§ **WHAT TO DO**:
Rewrite the entries from the start through the line containing "- balloon-knot: [33, 108, 47, 122]", swapping "molecule-gray-atom" for "molecule-silver-atom" and leaving everything else unchanged.
>>>
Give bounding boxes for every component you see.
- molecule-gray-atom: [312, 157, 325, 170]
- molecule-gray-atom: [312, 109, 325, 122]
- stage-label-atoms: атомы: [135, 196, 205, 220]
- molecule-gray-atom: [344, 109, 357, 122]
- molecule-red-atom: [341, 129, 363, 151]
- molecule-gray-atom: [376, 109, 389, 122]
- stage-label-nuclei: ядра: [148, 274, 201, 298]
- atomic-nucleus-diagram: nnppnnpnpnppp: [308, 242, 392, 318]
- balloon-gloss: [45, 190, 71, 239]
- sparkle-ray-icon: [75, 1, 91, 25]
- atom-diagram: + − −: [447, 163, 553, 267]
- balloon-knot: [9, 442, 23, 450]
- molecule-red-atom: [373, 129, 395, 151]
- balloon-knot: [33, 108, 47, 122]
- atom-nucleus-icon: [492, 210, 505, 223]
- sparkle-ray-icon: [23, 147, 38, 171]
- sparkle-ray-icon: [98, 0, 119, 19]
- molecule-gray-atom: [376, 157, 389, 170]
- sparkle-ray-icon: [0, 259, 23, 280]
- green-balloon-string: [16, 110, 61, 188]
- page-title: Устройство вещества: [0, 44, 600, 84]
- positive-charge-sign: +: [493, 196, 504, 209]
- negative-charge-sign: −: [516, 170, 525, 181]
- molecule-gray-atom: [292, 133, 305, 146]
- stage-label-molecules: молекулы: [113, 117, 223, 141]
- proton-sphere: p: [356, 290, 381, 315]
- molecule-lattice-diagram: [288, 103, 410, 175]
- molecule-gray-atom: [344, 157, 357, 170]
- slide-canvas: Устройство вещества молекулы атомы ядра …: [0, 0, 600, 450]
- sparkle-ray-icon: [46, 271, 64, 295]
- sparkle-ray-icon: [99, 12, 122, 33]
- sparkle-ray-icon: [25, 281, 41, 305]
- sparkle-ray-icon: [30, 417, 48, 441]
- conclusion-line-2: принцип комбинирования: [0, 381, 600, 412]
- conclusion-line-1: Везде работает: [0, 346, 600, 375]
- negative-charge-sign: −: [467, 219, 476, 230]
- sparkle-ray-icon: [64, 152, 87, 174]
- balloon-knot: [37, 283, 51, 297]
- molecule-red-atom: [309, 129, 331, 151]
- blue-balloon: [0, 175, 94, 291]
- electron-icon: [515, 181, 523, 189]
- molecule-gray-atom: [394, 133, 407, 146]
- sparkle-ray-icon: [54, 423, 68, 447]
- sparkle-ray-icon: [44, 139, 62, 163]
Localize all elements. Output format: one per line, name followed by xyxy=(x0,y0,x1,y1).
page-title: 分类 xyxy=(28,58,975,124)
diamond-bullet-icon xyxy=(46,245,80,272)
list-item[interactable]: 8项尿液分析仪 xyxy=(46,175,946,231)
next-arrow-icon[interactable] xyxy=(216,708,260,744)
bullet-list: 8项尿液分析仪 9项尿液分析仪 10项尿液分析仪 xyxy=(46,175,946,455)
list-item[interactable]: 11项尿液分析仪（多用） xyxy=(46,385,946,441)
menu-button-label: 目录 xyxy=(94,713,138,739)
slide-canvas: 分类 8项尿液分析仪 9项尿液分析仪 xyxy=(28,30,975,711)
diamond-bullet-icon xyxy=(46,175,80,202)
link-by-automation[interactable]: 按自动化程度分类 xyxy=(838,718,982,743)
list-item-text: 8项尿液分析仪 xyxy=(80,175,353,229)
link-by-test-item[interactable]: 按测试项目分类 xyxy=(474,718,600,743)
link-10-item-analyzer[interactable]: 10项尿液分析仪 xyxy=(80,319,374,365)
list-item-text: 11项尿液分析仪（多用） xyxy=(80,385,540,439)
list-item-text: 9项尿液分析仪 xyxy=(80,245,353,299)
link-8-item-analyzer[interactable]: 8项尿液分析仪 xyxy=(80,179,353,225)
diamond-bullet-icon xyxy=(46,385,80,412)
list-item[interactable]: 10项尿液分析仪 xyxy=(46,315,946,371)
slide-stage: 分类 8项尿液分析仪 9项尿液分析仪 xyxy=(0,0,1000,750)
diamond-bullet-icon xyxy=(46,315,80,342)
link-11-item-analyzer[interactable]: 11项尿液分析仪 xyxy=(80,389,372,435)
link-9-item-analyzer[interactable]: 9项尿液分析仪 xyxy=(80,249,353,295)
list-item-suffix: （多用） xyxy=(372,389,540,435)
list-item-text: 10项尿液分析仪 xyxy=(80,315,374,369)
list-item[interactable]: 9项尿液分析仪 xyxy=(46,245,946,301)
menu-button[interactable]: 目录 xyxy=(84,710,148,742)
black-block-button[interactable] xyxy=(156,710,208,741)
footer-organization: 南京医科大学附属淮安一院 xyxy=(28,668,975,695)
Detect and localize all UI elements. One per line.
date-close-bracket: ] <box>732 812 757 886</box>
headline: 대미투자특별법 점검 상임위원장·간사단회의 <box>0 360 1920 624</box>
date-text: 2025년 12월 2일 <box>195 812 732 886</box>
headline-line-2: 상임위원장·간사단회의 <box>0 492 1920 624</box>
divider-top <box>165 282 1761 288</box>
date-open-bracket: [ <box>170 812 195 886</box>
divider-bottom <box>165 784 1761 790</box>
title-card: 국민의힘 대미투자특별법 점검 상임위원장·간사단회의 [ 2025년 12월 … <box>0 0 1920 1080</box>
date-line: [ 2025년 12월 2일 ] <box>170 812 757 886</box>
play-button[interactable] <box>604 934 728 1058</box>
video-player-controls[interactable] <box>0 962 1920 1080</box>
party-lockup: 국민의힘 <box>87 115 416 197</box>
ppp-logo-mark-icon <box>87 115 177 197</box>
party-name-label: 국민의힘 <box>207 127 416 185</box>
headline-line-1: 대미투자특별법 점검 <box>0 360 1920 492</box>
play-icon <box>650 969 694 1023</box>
<<<
§ **FINAL RESULT**:
Give bounding boxes for every component you see.
- molecule-silver-atom: [312, 157, 325, 170]
- molecule-silver-atom: [312, 109, 325, 122]
- stage-label-atoms: атомы: [135, 196, 205, 220]
- molecule-silver-atom: [344, 109, 357, 122]
- molecule-red-atom: [341, 129, 363, 151]
- molecule-silver-atom: [376, 109, 389, 122]
- stage-label-nuclei: ядра: [148, 274, 201, 298]
- atomic-nucleus-diagram: nnppnnpnpnppp: [308, 242, 392, 318]
- balloon-gloss: [45, 190, 71, 239]
- sparkle-ray-icon: [75, 1, 91, 25]
- atom-diagram: + − −: [447, 163, 553, 267]
- balloon-knot: [9, 442, 23, 450]
- molecule-red-atom: [373, 129, 395, 151]
- balloon-knot: [33, 108, 47, 122]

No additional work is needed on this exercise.